> **STATED TASK**: Search the data for the word "Cuando". Reproduce every line where it is found.

**** DATASET RECORDS ****

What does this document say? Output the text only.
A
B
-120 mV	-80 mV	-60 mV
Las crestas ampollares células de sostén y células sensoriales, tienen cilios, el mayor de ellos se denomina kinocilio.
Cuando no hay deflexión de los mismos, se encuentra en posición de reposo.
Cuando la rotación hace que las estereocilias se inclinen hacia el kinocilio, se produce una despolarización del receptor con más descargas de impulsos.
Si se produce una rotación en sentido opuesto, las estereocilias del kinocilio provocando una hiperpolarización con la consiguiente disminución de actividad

****
**** DATASET RECORDS ****

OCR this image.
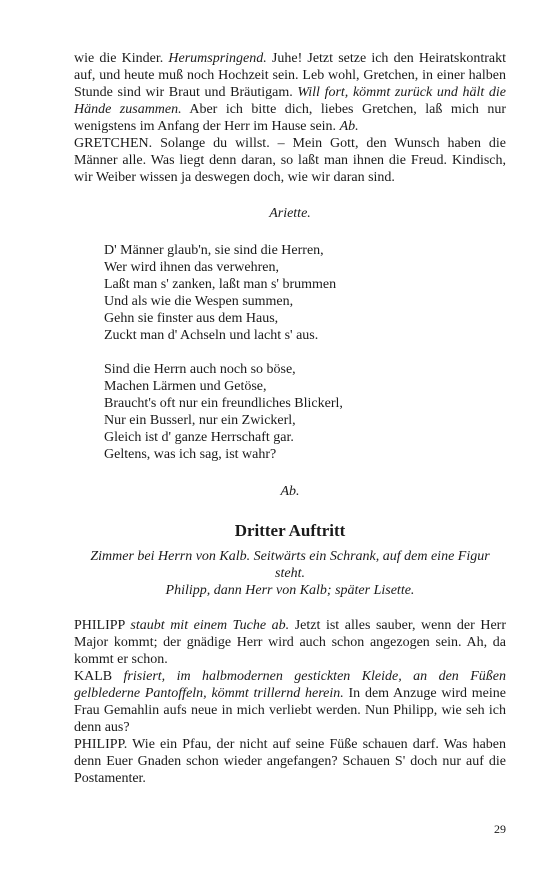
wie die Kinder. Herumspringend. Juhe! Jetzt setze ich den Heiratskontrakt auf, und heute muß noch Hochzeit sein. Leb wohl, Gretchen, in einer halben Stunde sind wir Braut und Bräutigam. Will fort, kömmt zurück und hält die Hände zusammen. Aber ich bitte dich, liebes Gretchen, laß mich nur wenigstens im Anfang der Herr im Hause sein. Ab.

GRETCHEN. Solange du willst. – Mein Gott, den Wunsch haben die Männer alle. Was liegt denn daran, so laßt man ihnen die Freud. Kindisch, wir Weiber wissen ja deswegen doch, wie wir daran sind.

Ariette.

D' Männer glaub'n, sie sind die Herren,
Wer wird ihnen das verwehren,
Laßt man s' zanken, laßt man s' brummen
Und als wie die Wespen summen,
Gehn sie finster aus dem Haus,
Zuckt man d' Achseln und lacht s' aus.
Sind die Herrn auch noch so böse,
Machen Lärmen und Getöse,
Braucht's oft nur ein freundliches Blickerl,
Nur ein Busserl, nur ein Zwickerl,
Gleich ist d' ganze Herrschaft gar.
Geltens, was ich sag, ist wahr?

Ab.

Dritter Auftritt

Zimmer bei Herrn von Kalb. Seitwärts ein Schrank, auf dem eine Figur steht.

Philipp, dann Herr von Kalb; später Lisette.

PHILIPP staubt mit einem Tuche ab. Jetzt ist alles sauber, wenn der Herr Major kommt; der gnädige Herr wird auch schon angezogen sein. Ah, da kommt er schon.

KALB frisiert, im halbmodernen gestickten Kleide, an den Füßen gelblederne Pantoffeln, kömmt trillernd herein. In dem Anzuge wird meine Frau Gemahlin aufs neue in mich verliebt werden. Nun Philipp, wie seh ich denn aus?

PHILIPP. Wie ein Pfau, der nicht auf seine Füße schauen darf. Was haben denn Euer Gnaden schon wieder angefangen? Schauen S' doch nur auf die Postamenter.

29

****

> **EXERCISE SOLUTION**:
Cuando no hay deflexión de los mismos, se encuentra en posición de reposo.
Cuando la rotación hace que las estereocilias se inclinen hacia el kinocilio, se produce una despolarización del receptor con más descargas de impulsos.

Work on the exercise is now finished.